* START Input *
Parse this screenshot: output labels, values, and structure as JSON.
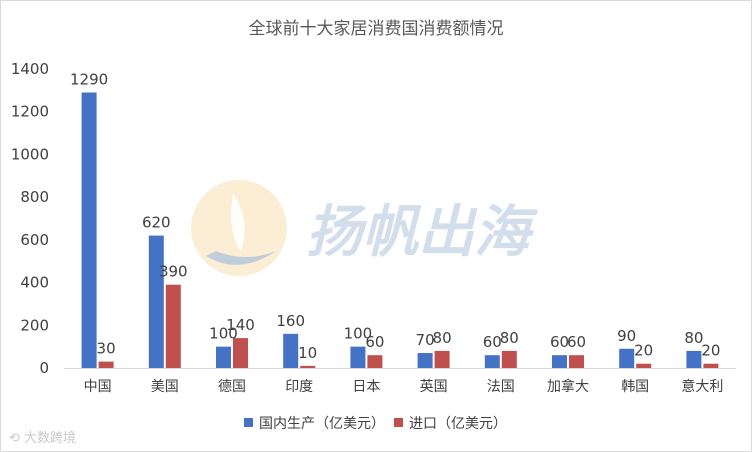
{
  "chart_data": {
    "type": "bar",
    "title": "全球前十大家居消费国消费额情况",
    "categories": [
      "中国",
      "美国",
      "德国",
      "印度",
      "日本",
      "英国",
      "法国",
      "加拿大",
      "韩国",
      "意大利"
    ],
    "series": [
      {
        "name": "国内生产（亿美元）",
        "color": "#4472c4",
        "values": [
          1290,
          620,
          100,
          160,
          100,
          70,
          60,
          60,
          90,
          80
        ]
      },
      {
        "name": "进口（亿美元）",
        "color": "#c0504d",
        "values": [
          30,
          390,
          140,
          10,
          60,
          80,
          80,
          60,
          20,
          20
        ]
      }
    ],
    "yticks": [
      0,
      200,
      400,
      600,
      800,
      1000,
      1200,
      1400
    ],
    "ylim": [
      0,
      1400
    ],
    "grid": false,
    "legend_position": "bottom"
  },
  "watermark": {
    "text": "扬帆出海",
    "icon": "sail-logo-icon"
  },
  "corner_watermark": {
    "text": "大数跨境",
    "icon": "dsk-logo-icon"
  }
}
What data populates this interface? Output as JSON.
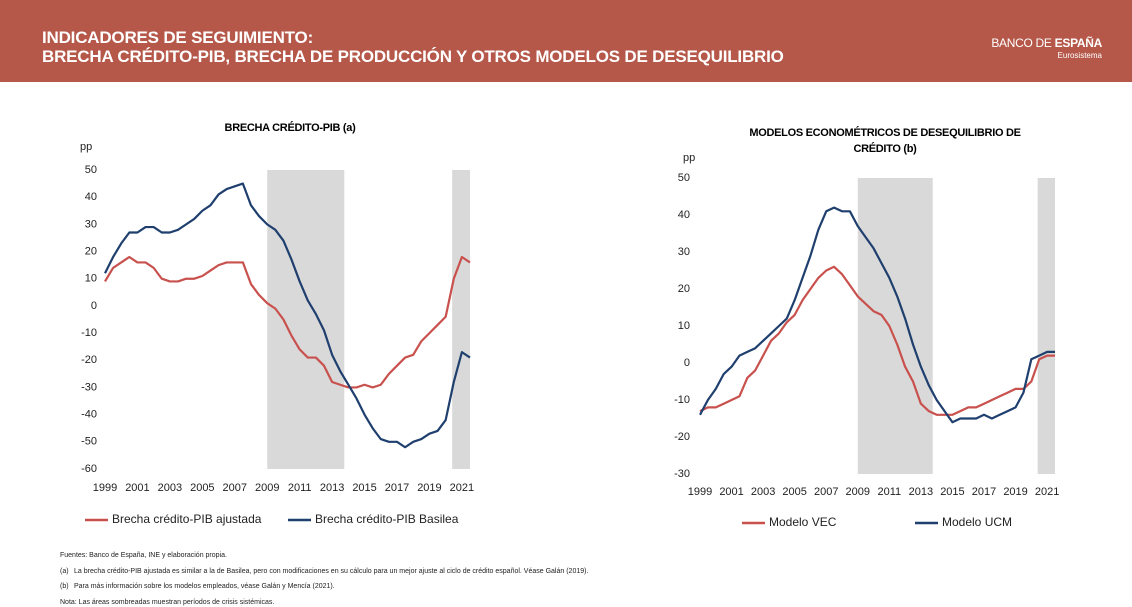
* END Input *
▶ Problem to solve:
Please write out all the data again word for word, but not the pictures.

▶ Solution:
Parse this screenshot: output labels, values, and structure as JSON.
{
  "chart_data": {
    "type": "bar",
    "title": "全球前十大家居消费国消费额情况",
    "categories": [
      "中国",
      "美国",
      "德国",
      "印度",
      "日本",
      "英国",
      "法国",
      "加拿大",
      "韩国",
      "意大利"
    ],
    "series": [
      {
        "name": "国内生产（亿美元）",
        "color": "#4472c4",
        "values": [
          1290,
          620,
          100,
          160,
          100,
          70,
          60,
          60,
          90,
          80
        ]
      },
      {
        "name": "进口（亿美元）",
        "color": "#c0504d",
        "values": [
          30,
          390,
          140,
          10,
          60,
          80,
          80,
          60,
          20,
          20
        ]
      }
    ],
    "yticks": [
      0,
      200,
      400,
      600,
      800,
      1000,
      1200,
      1400
    ],
    "ylim": [
      0,
      1400
    ],
    "grid": false,
    "legend_position": "bottom"
  },
  "watermark": {
    "text": "扬帆出海",
    "icon": "sail-logo-icon"
  },
  "corner_watermark": {
    "text": "大数跨境",
    "icon": "dsk-logo-icon"
  }
}
What data populates this interface? Output as JSON.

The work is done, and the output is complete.